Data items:
━━━━━━

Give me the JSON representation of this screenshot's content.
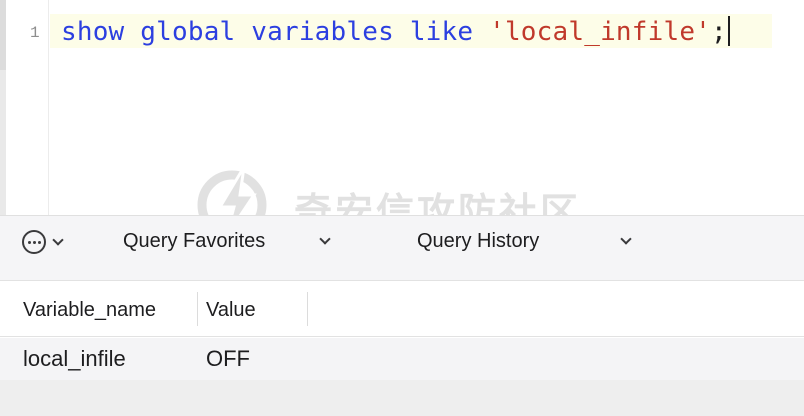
{
  "editor": {
    "line_number": "1",
    "code": {
      "kw1": "show",
      "kw2": "global",
      "kw3": "variables",
      "kw4": "like",
      "string": "'local_infile'",
      "terminator": ";"
    }
  },
  "toolbar": {
    "more_icon": "ellipsis-circle-icon",
    "favorites_label": "Query Favorites",
    "history_label": "Query History"
  },
  "watermark": {
    "text": "奇安信攻防社区"
  },
  "results": {
    "columns": [
      "Variable_name",
      "Value"
    ],
    "rows": [
      [
        "local_infile",
        "OFF"
      ]
    ]
  },
  "colors": {
    "keyword": "#2c3fe0",
    "string": "#c0392b",
    "current_line": "#fdfde8",
    "toolbar_bg": "#f5f5f7"
  }
}
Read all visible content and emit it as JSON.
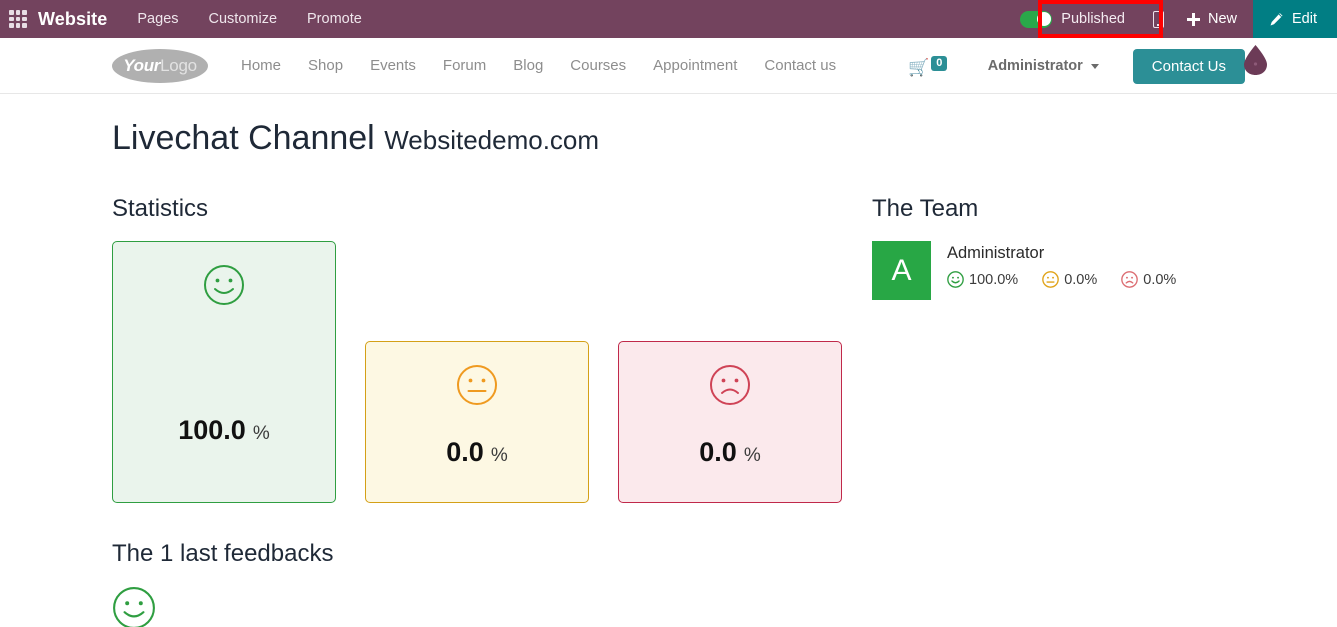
{
  "editor_bar": {
    "apps_icon": "apps-grid-icon",
    "app_name": "Website",
    "menus": [
      "Pages",
      "Customize",
      "Promote"
    ],
    "publish": {
      "label": "Published",
      "state": "on",
      "toggle_color": "#2aa84a"
    },
    "mobile_preview_icon": "mobile-phone-icon",
    "new_label": "New",
    "new_icon": "plus-icon",
    "edit_label": "Edit",
    "edit_icon": "pencil-icon",
    "bar_color": "#73435e",
    "edit_button_color": "#017e84",
    "highlight_color": "#fe0000"
  },
  "site_nav": {
    "logo": {
      "bold_part": "Your",
      "light_part": "Logo"
    },
    "links": [
      "Home",
      "Shop",
      "Events",
      "Forum",
      "Blog",
      "Courses",
      "Appointment",
      "Contact us"
    ],
    "cart": {
      "icon": "shopping-cart-icon",
      "count": "0",
      "badge_color": "#2c8f96"
    },
    "user": "Administrator",
    "contact_button": "Contact Us",
    "accent_color": "#2c8f96",
    "color_picker_icon": "droplet-icon"
  },
  "page": {
    "title_main": "Livechat Channel",
    "title_sub": "Websitedemo.com",
    "statistics_heading": "Statistics",
    "feedbacks_heading": "The 1 last feedbacks",
    "team_heading": "The Team"
  },
  "statistics": {
    "cards": [
      {
        "mood": "happy",
        "icon": "smiley-happy-icon",
        "value": "100.0",
        "unit": "%",
        "color": "#2f9e41",
        "background": "#eaf4ec"
      },
      {
        "mood": "neutral",
        "icon": "smiley-neutral-icon",
        "value": "0.0",
        "unit": "%",
        "color": "#d4a017",
        "background": "#fdf8e3"
      },
      {
        "mood": "sad",
        "icon": "smiley-sad-icon",
        "value": "0.0",
        "unit": "%",
        "color": "#c0294a",
        "background": "#fbe9ec"
      }
    ]
  },
  "feedbacks": {
    "items": [
      {
        "icon": "smiley-happy-icon",
        "color": "#2f9e41"
      }
    ]
  },
  "team": {
    "members": [
      {
        "initial": "A",
        "name": "Administrator",
        "avatar_color": "#28a745",
        "stats": [
          {
            "icon": "smiley-happy-icon",
            "value": "100.0%",
            "color": "#2f9e41"
          },
          {
            "icon": "smiley-neutral-icon",
            "value": "0.0%",
            "color": "#e0a318"
          },
          {
            "icon": "smiley-sad-icon",
            "value": "0.0%",
            "color": "#dc6d72"
          }
        ]
      }
    ]
  },
  "chart_data": {
    "type": "bar",
    "title": "Statistics",
    "categories": [
      "Happy",
      "Neutral",
      "Unhappy"
    ],
    "values": [
      100.0,
      0.0,
      0.0
    ],
    "ylabel": "%",
    "ylim": [
      0,
      100
    ]
  }
}
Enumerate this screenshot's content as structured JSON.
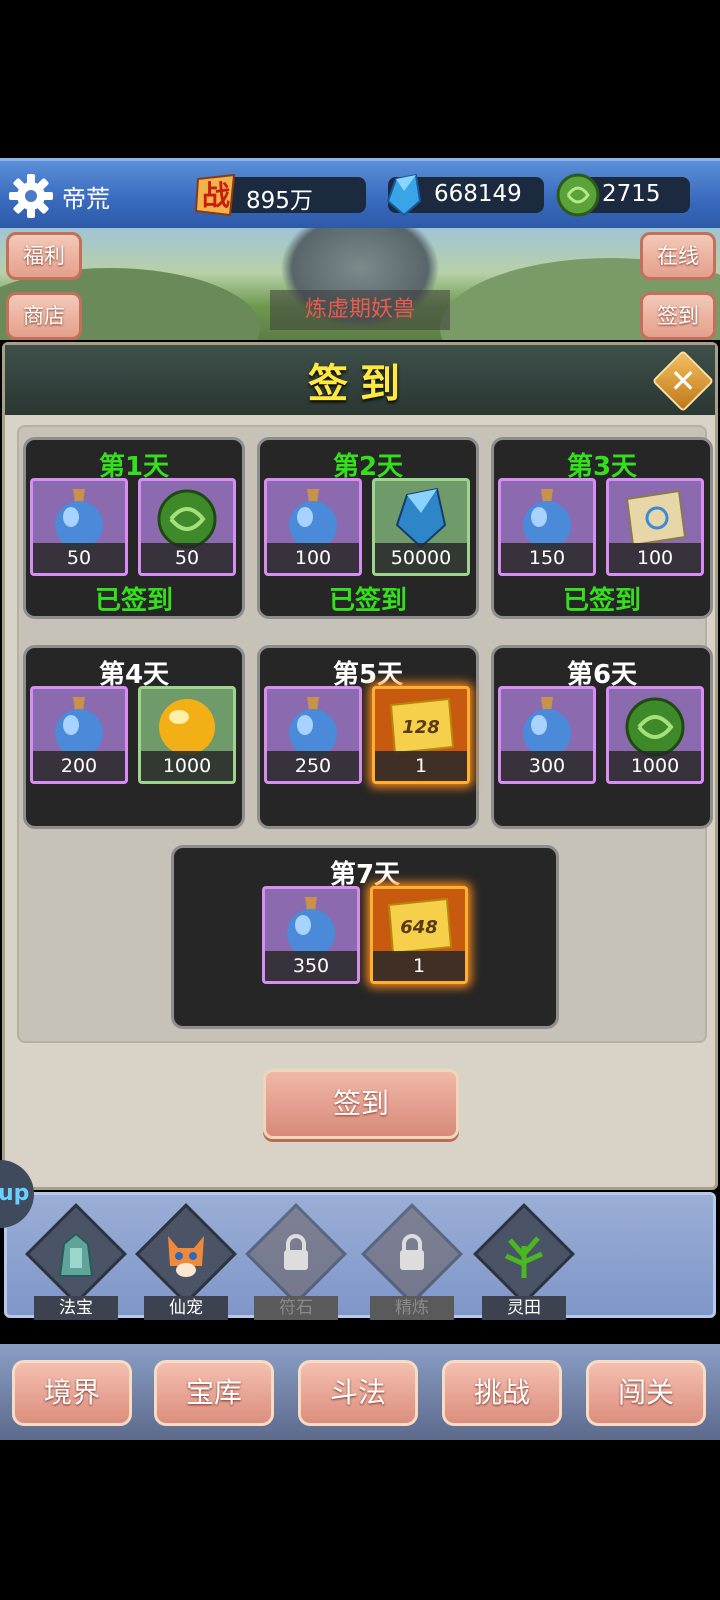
{
  "header": {
    "player_name": "帝荒",
    "power_value": "895万",
    "gems_value": "668149",
    "jade_value": "2715",
    "icons": [
      "gear-icon",
      "battle-icon",
      "crystal-icon",
      "jade-coin-icon"
    ]
  },
  "scene": {
    "left_buttons": [
      "福利",
      "商店"
    ],
    "right_buttons": [
      "在线",
      "签到"
    ],
    "stage_label": "炼虚期妖兽"
  },
  "dialog": {
    "title": "签到",
    "close_icon": "close-icon",
    "days": [
      {
        "title": "第1天",
        "status": "已签到",
        "items": [
          {
            "icon": "potion-icon",
            "count": "50"
          },
          {
            "icon": "jade-coin-icon",
            "count": "50"
          }
        ]
      },
      {
        "title": "第2天",
        "status": "已签到",
        "items": [
          {
            "icon": "potion-icon",
            "count": "100"
          },
          {
            "icon": "crystal-icon",
            "count": "50000"
          }
        ]
      },
      {
        "title": "第3天",
        "status": "已签到",
        "items": [
          {
            "icon": "potion-icon",
            "count": "150"
          },
          {
            "icon": "scroll-icon",
            "count": "100"
          }
        ]
      },
      {
        "title": "第4天",
        "status": "",
        "items": [
          {
            "icon": "potion-icon",
            "count": "200"
          },
          {
            "icon": "gold-orb-icon",
            "count": "1000"
          }
        ]
      },
      {
        "title": "第5天",
        "status": "",
        "items": [
          {
            "icon": "potion-icon",
            "count": "250"
          },
          {
            "icon": "coupon-icon",
            "count": "1",
            "face": "128"
          }
        ]
      },
      {
        "title": "第6天",
        "status": "",
        "items": [
          {
            "icon": "potion-icon",
            "count": "300"
          },
          {
            "icon": "jade-coin-icon",
            "count": "1000"
          }
        ]
      },
      {
        "title": "第7天",
        "status": "",
        "items": [
          {
            "icon": "potion-icon",
            "count": "350"
          },
          {
            "icon": "coupon-icon",
            "count": "1",
            "face": "648"
          }
        ]
      }
    ],
    "sign_button": "签到"
  },
  "functions": {
    "badge": "up",
    "items": [
      {
        "label": "法宝",
        "icon": "treasure-icon",
        "locked": false
      },
      {
        "label": "仙宠",
        "icon": "pet-icon",
        "locked": false
      },
      {
        "label": "符石",
        "icon": "lock-icon",
        "locked": true
      },
      {
        "label": "精炼",
        "icon": "lock-icon",
        "locked": true
      },
      {
        "label": "灵田",
        "icon": "plant-icon",
        "locked": false
      }
    ]
  },
  "tabs": [
    "境界",
    "宝库",
    "斗法",
    "挑战",
    "闯关"
  ]
}
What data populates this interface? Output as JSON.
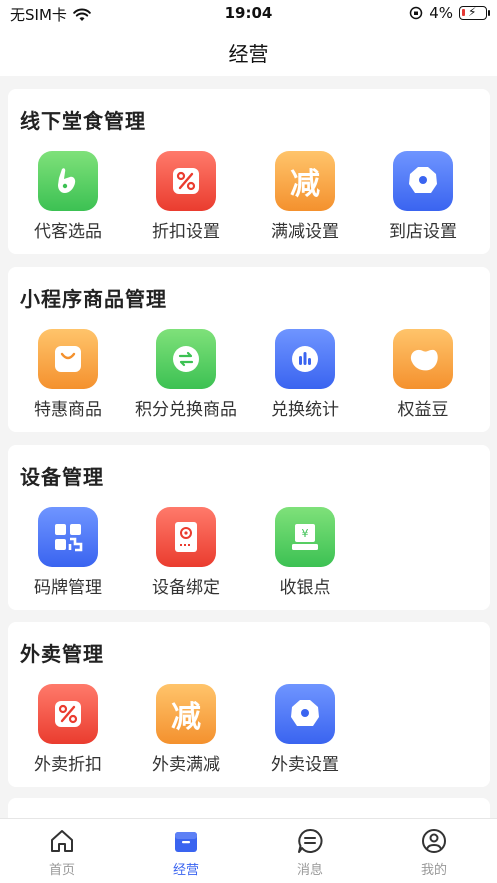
{
  "status_bar": {
    "carrier": "无SIM卡",
    "time": "19:04",
    "battery_percent": "4%"
  },
  "nav": {
    "title": "经营"
  },
  "sections": [
    {
      "title": "线下堂食管理",
      "items": [
        {
          "label": "代客选品",
          "icon": "hand-pointer-icon",
          "color": "#3cc153"
        },
        {
          "label": "折扣设置",
          "icon": "percent-icon",
          "color": "#ea3c2f"
        },
        {
          "label": "满减设置",
          "icon": "reduce-char-icon",
          "color": "#f4912e"
        },
        {
          "label": "到店设置",
          "icon": "octagon-settings-icon",
          "color": "#3a64f0"
        }
      ]
    },
    {
      "title": "小程序商品管理",
      "items": [
        {
          "label": "特惠商品",
          "icon": "shopping-bag-icon",
          "color": "#f4912e"
        },
        {
          "label": "积分兑换商品",
          "icon": "exchange-icon",
          "color": "#3cc153"
        },
        {
          "label": "兑换统计",
          "icon": "bar-chart-icon",
          "color": "#3a64f0"
        },
        {
          "label": "权益豆",
          "icon": "bean-icon",
          "color": "#f4912e"
        }
      ]
    },
    {
      "title": "设备管理",
      "items": [
        {
          "label": "码牌管理",
          "icon": "qr-code-icon",
          "color": "#3a64f0"
        },
        {
          "label": "设备绑定",
          "icon": "device-icon",
          "color": "#ea3c2f"
        },
        {
          "label": "收银点",
          "icon": "cashier-icon",
          "color": "#3cc153"
        }
      ]
    },
    {
      "title": "外卖管理",
      "items": [
        {
          "label": "外卖折扣",
          "icon": "percent-icon",
          "color": "#ea3c2f"
        },
        {
          "label": "外卖满减",
          "icon": "reduce-char-icon",
          "color": "#f4912e"
        },
        {
          "label": "外卖设置",
          "icon": "octagon-settings-icon",
          "color": "#3a64f0"
        }
      ]
    }
  ],
  "tabs": [
    {
      "label": "首页",
      "icon": "home-icon",
      "active": false
    },
    {
      "label": "经营",
      "icon": "briefcase-icon",
      "active": true
    },
    {
      "label": "消息",
      "icon": "message-icon",
      "active": false
    },
    {
      "label": "我的",
      "icon": "profile-icon",
      "active": false
    }
  ]
}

━━━━━━

Return the lines of the records that include the string "background".

        "background": "#eaf4ec"
        "background": "#fdf8e3"
        "background": "#fbe9ec"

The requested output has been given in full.